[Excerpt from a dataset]
☆ ☆ ☆ ☆ ☆ ☆ ☆
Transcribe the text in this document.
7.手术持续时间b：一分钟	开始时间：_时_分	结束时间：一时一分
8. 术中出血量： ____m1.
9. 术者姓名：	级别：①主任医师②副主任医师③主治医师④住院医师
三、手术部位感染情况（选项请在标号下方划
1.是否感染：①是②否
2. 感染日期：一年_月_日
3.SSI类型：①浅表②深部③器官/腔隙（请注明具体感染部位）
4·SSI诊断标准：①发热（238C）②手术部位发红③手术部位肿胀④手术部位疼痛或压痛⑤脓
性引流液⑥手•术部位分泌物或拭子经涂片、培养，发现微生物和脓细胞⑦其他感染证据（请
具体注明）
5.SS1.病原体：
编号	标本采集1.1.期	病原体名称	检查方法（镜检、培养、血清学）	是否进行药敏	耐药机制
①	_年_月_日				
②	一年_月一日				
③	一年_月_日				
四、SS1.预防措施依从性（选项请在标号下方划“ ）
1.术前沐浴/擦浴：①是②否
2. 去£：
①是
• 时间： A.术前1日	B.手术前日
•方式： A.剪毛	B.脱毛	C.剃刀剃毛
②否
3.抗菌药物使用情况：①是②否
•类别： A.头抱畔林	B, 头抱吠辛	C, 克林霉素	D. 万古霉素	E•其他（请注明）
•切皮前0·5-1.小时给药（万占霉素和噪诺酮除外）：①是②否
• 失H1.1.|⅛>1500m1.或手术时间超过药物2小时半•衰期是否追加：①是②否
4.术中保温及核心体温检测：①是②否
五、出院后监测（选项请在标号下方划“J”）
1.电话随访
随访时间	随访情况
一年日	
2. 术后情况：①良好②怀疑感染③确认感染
☆ ☆ ☆ ☆ ☆ ☆ ☆
▶ **OBJECTIVE**
Repeat the listing in full, keeping every line exactly as it is.

▶ **FINAL RESULT**
Transcribe the text in this document.
7.手术持续时间b：一分钟	开始时间：_时_分	结束时间：一时一分
8. 术中出血量： ____m1.
9. 术者姓名：	级别：①主任医师②副主任医师③主治医师④住院医师
三、手术部位感染情况（选项请在标号下方划
1.是否感染：①是②否
2. 感染日期：一年_月_日
3.SSI类型：①浅表②深部③器官/腔隙（请注明具体感染部位）
4·SSI诊断标准：①发热（238C）②手术部位发红③手术部位肿胀④手术部位疼痛或压痛⑤脓
性引流液⑥手•术部位分泌物或拭子经涂片、培养，发现微生物和脓细胞⑦其他感染证据（请
具体注明）
5.SS1.病原体：
编号	标本采集1.1.期	病原体名称	检查方法（镜检、培养、血清学）	是否进行药敏	耐药机制
①	_年_月_日				
②	一年_月一日				
③	一年_月_日				
四、SS1.预防措施依从性（选项请在标号下方划“ ）
1.术前沐浴/擦浴：①是②否
2. 去£：
①是
• 时间： A.术前1日	B.手术前日
•方式： A.剪毛	B.脱毛	C.剃刀剃毛
②否
3.抗菌药物使用情况：①是②否
•类别： A.头抱畔林	B, 头抱吠辛	C, 克林霉素	D. 万古霉素	E•其他（请注明）
•切皮前0·5-1.小时给药（万占霉素和噪诺酮除外）：①是②否
• 失H1.1.|⅛>1500m1.或手术时间超过药物2小时半•衰期是否追加：①是②否
4.术中保温及核心体温检测：①是②否
五、出院后监测（选项请在标号下方划“J”）
1.电话随访
随访时间	随访情况
一年日	
2. 术后情况：①良好②怀疑感染③确认感染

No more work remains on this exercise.